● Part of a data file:
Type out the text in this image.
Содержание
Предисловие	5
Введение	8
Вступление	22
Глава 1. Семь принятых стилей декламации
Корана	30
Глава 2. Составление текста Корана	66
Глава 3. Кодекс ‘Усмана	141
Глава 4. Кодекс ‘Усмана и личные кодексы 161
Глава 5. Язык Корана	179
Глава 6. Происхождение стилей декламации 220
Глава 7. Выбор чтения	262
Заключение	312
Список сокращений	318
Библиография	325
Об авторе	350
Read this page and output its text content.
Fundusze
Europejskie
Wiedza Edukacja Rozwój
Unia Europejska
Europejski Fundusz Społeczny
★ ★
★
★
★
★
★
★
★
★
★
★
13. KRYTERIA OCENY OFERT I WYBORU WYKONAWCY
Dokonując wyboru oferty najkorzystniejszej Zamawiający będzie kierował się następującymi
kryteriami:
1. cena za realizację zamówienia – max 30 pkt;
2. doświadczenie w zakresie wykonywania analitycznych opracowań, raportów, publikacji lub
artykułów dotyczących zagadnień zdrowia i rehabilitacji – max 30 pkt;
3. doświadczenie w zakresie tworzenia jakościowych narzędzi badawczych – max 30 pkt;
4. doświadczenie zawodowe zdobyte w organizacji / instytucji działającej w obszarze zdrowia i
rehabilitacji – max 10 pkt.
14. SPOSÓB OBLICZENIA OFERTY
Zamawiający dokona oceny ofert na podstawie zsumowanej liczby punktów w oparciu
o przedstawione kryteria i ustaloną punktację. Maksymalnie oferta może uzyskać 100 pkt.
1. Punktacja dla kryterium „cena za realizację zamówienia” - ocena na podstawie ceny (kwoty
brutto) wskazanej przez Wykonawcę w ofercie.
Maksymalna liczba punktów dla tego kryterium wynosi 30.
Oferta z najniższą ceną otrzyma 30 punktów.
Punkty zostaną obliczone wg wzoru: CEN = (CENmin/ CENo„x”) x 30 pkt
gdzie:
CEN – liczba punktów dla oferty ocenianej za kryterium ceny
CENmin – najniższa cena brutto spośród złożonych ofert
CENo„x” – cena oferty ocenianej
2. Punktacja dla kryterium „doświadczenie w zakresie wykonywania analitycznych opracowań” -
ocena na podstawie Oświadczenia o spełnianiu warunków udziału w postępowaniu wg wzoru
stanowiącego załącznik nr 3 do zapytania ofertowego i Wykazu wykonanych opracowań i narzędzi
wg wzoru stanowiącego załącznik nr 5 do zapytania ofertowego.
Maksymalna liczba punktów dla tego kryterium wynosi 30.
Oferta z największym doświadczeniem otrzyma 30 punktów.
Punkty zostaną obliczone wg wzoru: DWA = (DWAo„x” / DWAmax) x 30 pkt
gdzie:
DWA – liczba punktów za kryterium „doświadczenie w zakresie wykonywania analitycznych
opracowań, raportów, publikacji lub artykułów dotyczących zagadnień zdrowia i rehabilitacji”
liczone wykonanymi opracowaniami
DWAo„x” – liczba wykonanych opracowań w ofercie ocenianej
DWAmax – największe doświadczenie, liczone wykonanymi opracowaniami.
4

● WHAT IS ASKED: Reproduce each record exactly as it appears.

● FINAL ANSWER:
Type out the text in this image.
Содержание
Предисловие	5
Введение	8
Вступление	22
Глава 1. Семь принятых стилей декламации
Корана	30
Глава 2. Составление текста Корана	66
Глава 3. Кодекс ‘Усмана	141
Глава 4. Кодекс ‘Усмана и личные кодексы 161
Глава 5. Язык Корана	179
Глава 6. Происхождение стилей декламации 220
Глава 7. Выбор чтения	262
Заключение	312
Список сокращений	318
Библиография	325
Об авторе	350
Read this page and output its text content.
Fundusze
Europejskie
Wiedza Edukacja Rozwój
Unia Europejska
Europejski Fundusz Społeczny
★ ★
★
★
★
★
★
★
★
★
★
★
13. KRYTERIA OCENY OFERT I WYBORU WYKONAWCY
Dokonując wyboru oferty najkorzystniejszej Zamawiający będzie kierował się następującymi
kryteriami:
1. cena za realizację zamówienia – max 30 pkt;
2. doświadczenie w zakresie wykonywania analitycznych opracowań, raportów, publikacji lub
artykułów dotyczących zagadnień zdrowia i rehabilitacji – max 30 pkt;
3. doświadczenie w zakresie tworzenia jakościowych narzędzi badawczych – max 30 pkt;
4. doświadczenie zawodowe zdobyte w organizacji / instytucji działającej w obszarze zdrowia i
rehabilitacji – max 10 pkt.
14. SPOSÓB OBLICZENIA OFERTY
Zamawiający dokona oceny ofert na podstawie zsumowanej liczby punktów w oparciu
o przedstawione kryteria i ustaloną punktację. Maksymalnie oferta może uzyskać 100 pkt.
1. Punktacja dla kryterium „cena za realizację zamówienia” - ocena na podstawie ceny (kwoty
brutto) wskazanej przez Wykonawcę w ofercie.
Maksymalna liczba punktów dla tego kryterium wynosi 30.
Oferta z najniższą ceną otrzyma 30 punktów.
Punkty zostaną obliczone wg wzoru: CEN = (CENmin/ CENo„x”) x 30 pkt
gdzie:
CEN – liczba punktów dla oferty ocenianej za kryterium ceny
CENmin – najniższa cena brutto spośród złożonych ofert
CENo„x” – cena oferty ocenianej
2. Punktacja dla kryterium „doświadczenie w zakresie wykonywania analitycznych opracowań” -
ocena na podstawie Oświadczenia o spełnianiu warunków udziału w postępowaniu wg wzoru
stanowiącego załącznik nr 3 do zapytania ofertowego i Wykazu wykonanych opracowań i narzędzi
wg wzoru stanowiącego załącznik nr 5 do zapytania ofertowego.
Maksymalna liczba punktów dla tego kryterium wynosi 30.
Oferta z największym doświadczeniem otrzyma 30 punktów.
Punkty zostaną obliczone wg wzoru: DWA = (DWAo„x” / DWAmax) x 30 pkt
gdzie:
DWA – liczba punktów za kryterium „doświadczenie w zakresie wykonywania analitycznych
opracowań, raportów, publikacji lub artykułów dotyczących zagadnień zdrowia i rehabilitacji”
liczone wykonanymi opracowaniami
DWAo„x” – liczba wykonanych opracowań w ofercie ocenianej
DWAmax – największe doświadczenie, liczone wykonanymi opracowaniami.
4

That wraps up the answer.